> [Aim] Reproduce every entry below precisely. Pictures are excluded from the copy.

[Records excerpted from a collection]
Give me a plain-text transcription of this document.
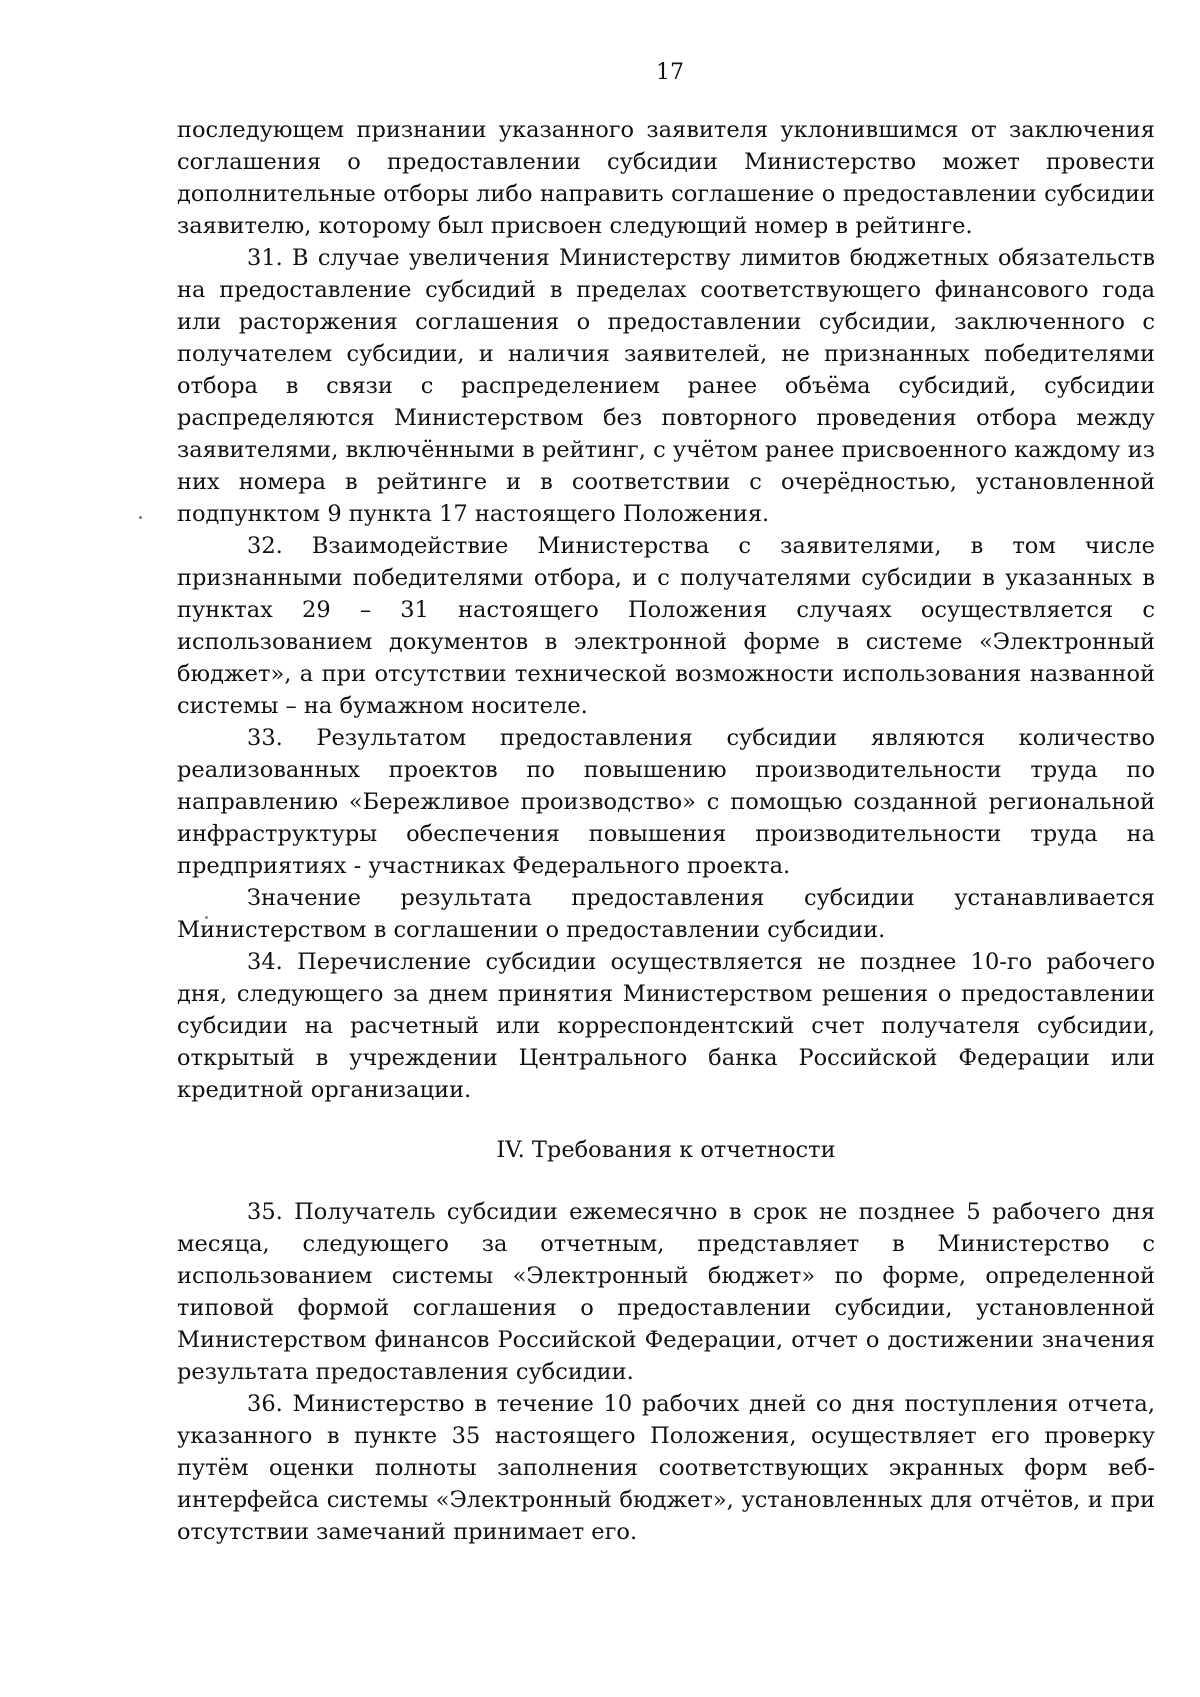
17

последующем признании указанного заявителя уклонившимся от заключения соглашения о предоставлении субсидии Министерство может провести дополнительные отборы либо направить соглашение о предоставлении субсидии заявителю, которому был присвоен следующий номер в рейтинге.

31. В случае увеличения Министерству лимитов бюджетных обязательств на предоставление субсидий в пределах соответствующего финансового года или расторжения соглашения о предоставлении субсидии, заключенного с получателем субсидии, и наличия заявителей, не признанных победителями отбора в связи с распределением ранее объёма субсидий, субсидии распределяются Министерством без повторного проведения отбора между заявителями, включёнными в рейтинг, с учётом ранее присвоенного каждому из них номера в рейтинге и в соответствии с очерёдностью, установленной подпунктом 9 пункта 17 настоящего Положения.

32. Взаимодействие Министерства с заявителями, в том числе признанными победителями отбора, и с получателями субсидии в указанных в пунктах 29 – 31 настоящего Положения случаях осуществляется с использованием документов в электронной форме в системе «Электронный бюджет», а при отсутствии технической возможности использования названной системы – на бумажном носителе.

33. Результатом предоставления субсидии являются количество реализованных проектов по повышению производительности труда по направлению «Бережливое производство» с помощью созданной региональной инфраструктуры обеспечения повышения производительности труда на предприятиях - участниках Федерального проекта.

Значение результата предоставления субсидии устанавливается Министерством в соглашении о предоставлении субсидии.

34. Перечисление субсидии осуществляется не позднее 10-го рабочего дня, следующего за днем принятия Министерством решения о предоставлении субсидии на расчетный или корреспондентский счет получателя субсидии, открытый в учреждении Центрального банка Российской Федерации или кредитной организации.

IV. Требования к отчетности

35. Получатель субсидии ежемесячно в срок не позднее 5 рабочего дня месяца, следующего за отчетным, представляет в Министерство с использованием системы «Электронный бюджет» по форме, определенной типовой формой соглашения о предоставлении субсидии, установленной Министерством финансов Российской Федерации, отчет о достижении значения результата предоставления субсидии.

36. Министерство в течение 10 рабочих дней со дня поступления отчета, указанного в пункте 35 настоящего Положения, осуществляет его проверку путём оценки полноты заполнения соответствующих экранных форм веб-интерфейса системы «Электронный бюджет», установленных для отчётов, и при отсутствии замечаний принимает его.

> [Reply]
Give me a plain-text transcription of this document.
17

последующем признании указанного заявителя уклонившимся от заключения соглашения о предоставлении субсидии Министерство может провести дополнительные отборы либо направить соглашение о предоставлении субсидии заявителю, которому был присвоен следующий номер в рейтинге.

31. В случае увеличения Министерству лимитов бюджетных обязательств на предоставление субсидий в пределах соответствующего финансового года или расторжения соглашения о предоставлении субсидии, заключенного с получателем субсидии, и наличия заявителей, не признанных победителями отбора в связи с распределением ранее объёма субсидий, субсидии распределяются Министерством без повторного проведения отбора между заявителями, включёнными в рейтинг, с учётом ранее присвоенного каждому из них номера в рейтинге и в соответствии с очерёдностью, установленной подпунктом 9 пункта 17 настоящего Положения.

32. Взаимодействие Министерства с заявителями, в том числе признанными победителями отбора, и с получателями субсидии в указанных в пунктах 29 – 31 настоящего Положения случаях осуществляется с использованием документов в электронной форме в системе «Электронный бюджет», а при отсутствии технической возможности использования названной системы – на бумажном носителе.

33. Результатом предоставления субсидии являются количество реализованных проектов по повышению производительности труда по направлению «Бережливое производство» с помощью созданной региональной инфраструктуры обеспечения повышения производительности труда на предприятиях - участниках Федерального проекта.

Значение результата предоставления субсидии устанавливается Министерством в соглашении о предоставлении субсидии.

34. Перечисление субсидии осуществляется не позднее 10-го рабочего дня, следующего за днем принятия Министерством решения о предоставлении субсидии на расчетный или корреспондентский счет получателя субсидии, открытый в учреждении Центрального банка Российской Федерации или кредитной организации.

IV. Требования к отчетности

35. Получатель субсидии ежемесячно в срок не позднее 5 рабочего дня месяца, следующего за отчетным, представляет в Министерство с использованием системы «Электронный бюджет» по форме, определенной типовой формой соглашения о предоставлении субсидии, установленной Министерством финансов Российской Федерации, отчет о достижении значения результата предоставления субсидии.

36. Министерство в течение 10 рабочих дней со дня поступления отчета, указанного в пункте 35 настоящего Положения, осуществляет его проверку путём оценки полноты заполнения соответствующих экранных форм веб-интерфейса системы «Электронный бюджет», установленных для отчётов, и при отсутствии замечаний принимает его.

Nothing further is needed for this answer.